Stored entries:

- - - -

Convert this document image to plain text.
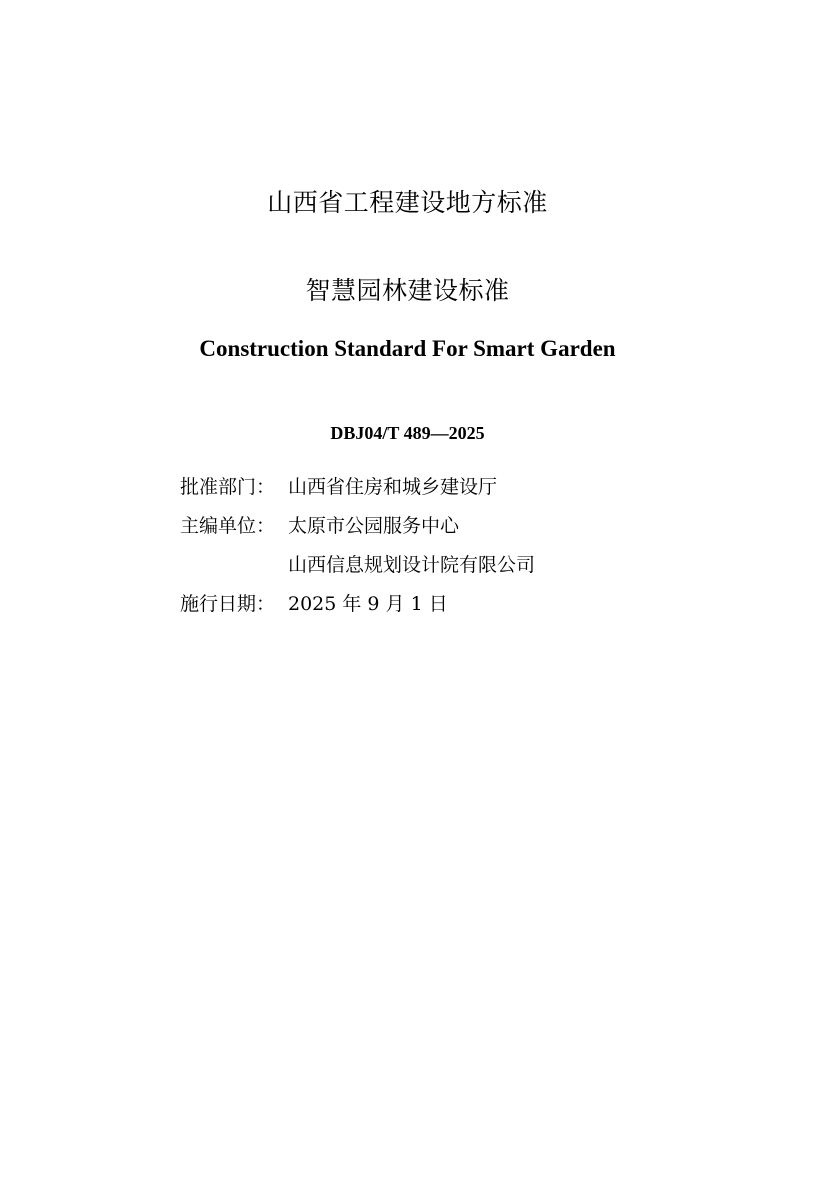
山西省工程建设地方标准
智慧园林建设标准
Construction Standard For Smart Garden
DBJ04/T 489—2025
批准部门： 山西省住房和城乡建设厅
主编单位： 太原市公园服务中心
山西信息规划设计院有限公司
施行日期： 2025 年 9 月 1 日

- - - -

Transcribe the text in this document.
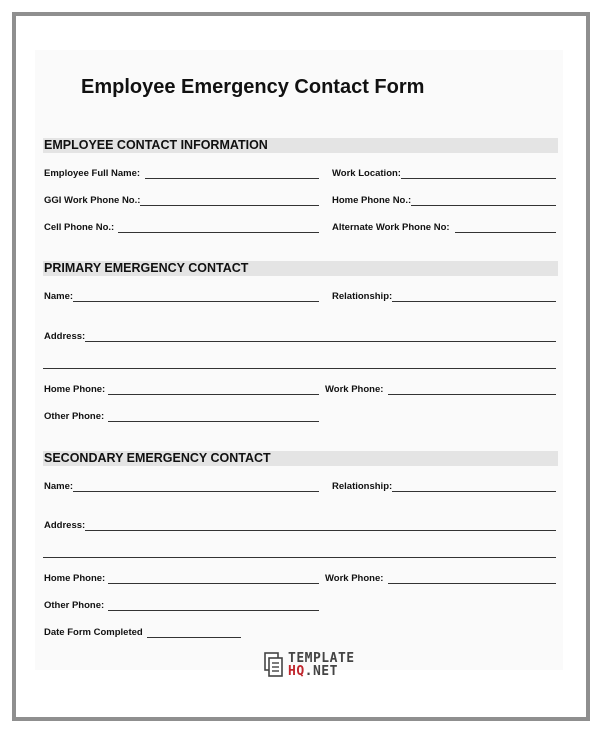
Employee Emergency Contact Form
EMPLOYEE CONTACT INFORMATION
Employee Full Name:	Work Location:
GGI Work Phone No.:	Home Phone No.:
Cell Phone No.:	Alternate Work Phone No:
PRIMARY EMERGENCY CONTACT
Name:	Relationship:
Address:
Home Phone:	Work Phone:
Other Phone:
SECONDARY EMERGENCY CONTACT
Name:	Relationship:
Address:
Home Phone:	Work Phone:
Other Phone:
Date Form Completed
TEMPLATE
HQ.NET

- - - -

Gather every line from the entries above where the word "document" appears, and copy them.

PROBLEM SOLUTION:
Convert this document image to plain text.
Transcribe the text in this document.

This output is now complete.